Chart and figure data
-- start --

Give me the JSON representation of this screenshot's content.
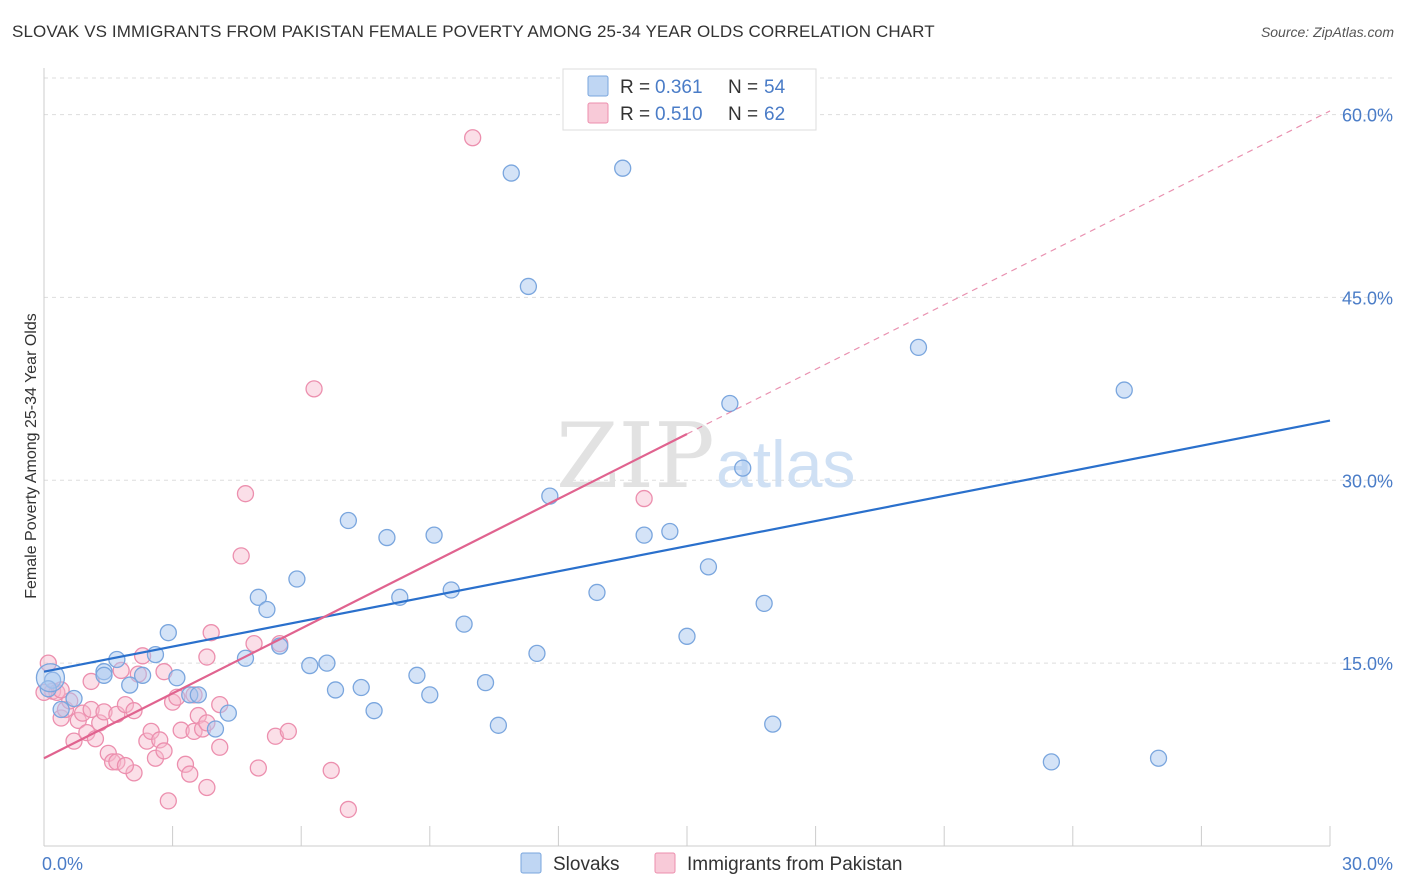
{
  "title": "SLOVAK VS IMMIGRANTS FROM PAKISTAN FEMALE POVERTY AMONG 25-34 YEAR OLDS CORRELATION CHART",
  "source": "Source: ZipAtlas.com",
  "watermark": {
    "zip": "ZIP",
    "atlas": "atlas"
  },
  "colors": {
    "slovak_fill": "#a9c8ef",
    "slovak_stroke": "#7aa6de",
    "slovak_line": "#2a70cc",
    "pakistan_fill": "#f6b8cb",
    "pakistan_stroke": "#ec8fae",
    "pakistan_line": "#e0638f",
    "tick_label": "#4a7cc7",
    "grid": "#dddddd"
  },
  "legend_top": [
    {
      "r_label": "R =",
      "r_value": "0.361",
      "n_label": "N =",
      "n_value": "54"
    },
    {
      "r_label": "R =",
      "r_value": "0.510",
      "n_label": "N =",
      "n_value": "62"
    }
  ],
  "chart_data": {
    "type": "scatter",
    "title": "SLOVAK VS IMMIGRANTS FROM PAKISTAN FEMALE POVERTY AMONG 25-34 YEAR OLDS CORRELATION CHART",
    "xlabel": "",
    "ylabel": "Female Poverty Among 25-34 Year Olds",
    "xlim": [
      0,
      30
    ],
    "ylim": [
      0,
      63
    ],
    "x_tick_labels": [
      "0.0%",
      "30.0%"
    ],
    "y_ticks": [
      15,
      30,
      45,
      60
    ],
    "y_tick_labels": [
      "15.0%",
      "30.0%",
      "45.0%",
      "60.0%"
    ],
    "grid": true,
    "legend_position": "bottom-center",
    "series": [
      {
        "name": "Slovaks",
        "stats": {
          "R": 0.361,
          "N": 54
        },
        "trend": {
          "x": [
            0,
            30
          ],
          "y": [
            14.3,
            34.9
          ]
        },
        "points": [
          [
            0.2,
            13.6
          ],
          [
            0.4,
            11.2
          ],
          [
            0.7,
            12.1
          ],
          [
            1.4,
            14.3
          ],
          [
            1.4,
            14.0
          ],
          [
            1.7,
            15.3
          ],
          [
            2.0,
            13.2
          ],
          [
            2.3,
            14.0
          ],
          [
            2.6,
            15.7
          ],
          [
            2.9,
            17.5
          ],
          [
            3.1,
            13.8
          ],
          [
            3.4,
            12.4
          ],
          [
            3.6,
            12.4
          ],
          [
            4.0,
            9.6
          ],
          [
            4.3,
            10.9
          ],
          [
            4.7,
            15.4
          ],
          [
            5.0,
            20.4
          ],
          [
            5.2,
            19.4
          ],
          [
            5.5,
            16.4
          ],
          [
            5.9,
            21.9
          ],
          [
            6.2,
            14.8
          ],
          [
            6.6,
            15.0
          ],
          [
            6.8,
            12.8
          ],
          [
            7.1,
            26.7
          ],
          [
            7.4,
            13.0
          ],
          [
            7.7,
            11.1
          ],
          [
            8.0,
            25.3
          ],
          [
            8.3,
            20.4
          ],
          [
            8.7,
            14.0
          ],
          [
            9.0,
            12.4
          ],
          [
            9.1,
            25.5
          ],
          [
            9.5,
            21.0
          ],
          [
            9.8,
            18.2
          ],
          [
            10.3,
            13.4
          ],
          [
            10.6,
            9.9
          ],
          [
            10.9,
            55.2
          ],
          [
            11.3,
            45.9
          ],
          [
            11.5,
            15.8
          ],
          [
            11.8,
            28.7
          ],
          [
            12.9,
            20.8
          ],
          [
            13.5,
            55.6
          ],
          [
            14.0,
            25.5
          ],
          [
            14.6,
            25.8
          ],
          [
            15.0,
            17.2
          ],
          [
            15.5,
            22.9
          ],
          [
            16.0,
            36.3
          ],
          [
            16.3,
            31.0
          ],
          [
            16.8,
            19.9
          ],
          [
            17.0,
            10.0
          ],
          [
            20.4,
            40.9
          ],
          [
            23.5,
            6.9
          ],
          [
            25.2,
            37.4
          ],
          [
            26.0,
            7.2
          ],
          [
            0.1,
            12.9
          ]
        ]
      },
      {
        "name": "Immigrants from Pakistan",
        "stats": {
          "R": 0.51,
          "N": 62
        },
        "trend": {
          "x": [
            0,
            15
          ],
          "y": [
            7.2,
            33.8
          ]
        },
        "trend_extended": {
          "x": [
            15,
            30
          ],
          "y": [
            33.8,
            60.3
          ]
        },
        "points": [
          [
            0.1,
            15.0
          ],
          [
            0.2,
            12.7
          ],
          [
            0.3,
            12.6
          ],
          [
            0.4,
            10.5
          ],
          [
            0.5,
            11.2
          ],
          [
            0.6,
            11.9
          ],
          [
            0.7,
            8.6
          ],
          [
            0.8,
            10.3
          ],
          [
            0.9,
            10.9
          ],
          [
            1.0,
            9.3
          ],
          [
            1.1,
            11.2
          ],
          [
            1.1,
            13.5
          ],
          [
            1.2,
            8.8
          ],
          [
            1.3,
            10.1
          ],
          [
            1.4,
            11.0
          ],
          [
            1.5,
            7.6
          ],
          [
            1.6,
            6.9
          ],
          [
            1.7,
            6.9
          ],
          [
            1.7,
            10.8
          ],
          [
            1.8,
            14.4
          ],
          [
            1.9,
            11.6
          ],
          [
            2.1,
            6.0
          ],
          [
            2.1,
            11.1
          ],
          [
            2.3,
            15.6
          ],
          [
            2.4,
            8.6
          ],
          [
            2.5,
            9.4
          ],
          [
            2.6,
            7.2
          ],
          [
            2.7,
            8.7
          ],
          [
            2.8,
            7.8
          ],
          [
            2.8,
            14.3
          ],
          [
            2.9,
            3.7
          ],
          [
            3.0,
            11.8
          ],
          [
            3.1,
            12.2
          ],
          [
            3.2,
            9.5
          ],
          [
            3.3,
            6.7
          ],
          [
            3.4,
            5.9
          ],
          [
            3.5,
            9.4
          ],
          [
            3.5,
            12.4
          ],
          [
            3.6,
            10.7
          ],
          [
            3.7,
            9.6
          ],
          [
            3.8,
            10.1
          ],
          [
            3.8,
            15.5
          ],
          [
            3.8,
            4.8
          ],
          [
            3.9,
            17.5
          ],
          [
            4.1,
            11.6
          ],
          [
            4.1,
            8.1
          ],
          [
            4.6,
            23.8
          ],
          [
            4.7,
            28.9
          ],
          [
            4.9,
            16.6
          ],
          [
            5.0,
            6.4
          ],
          [
            5.4,
            9.0
          ],
          [
            5.5,
            16.6
          ],
          [
            5.7,
            9.4
          ],
          [
            6.3,
            37.5
          ],
          [
            6.7,
            6.2
          ],
          [
            7.1,
            3.0
          ],
          [
            10.0,
            58.1
          ],
          [
            14.0,
            28.5
          ],
          [
            0.0,
            12.6
          ],
          [
            0.4,
            12.8
          ],
          [
            1.9,
            6.6
          ],
          [
            2.2,
            14.1
          ]
        ]
      }
    ]
  },
  "legend_bottom": [
    "Slovaks",
    "Immigrants from Pakistan"
  ]
}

-- end --

**Written task**
Search the records for the word "name", then list every line that has it.

**Full answer**
        "name": "Slovaks",
        "name": "Immigrants from Pakistan",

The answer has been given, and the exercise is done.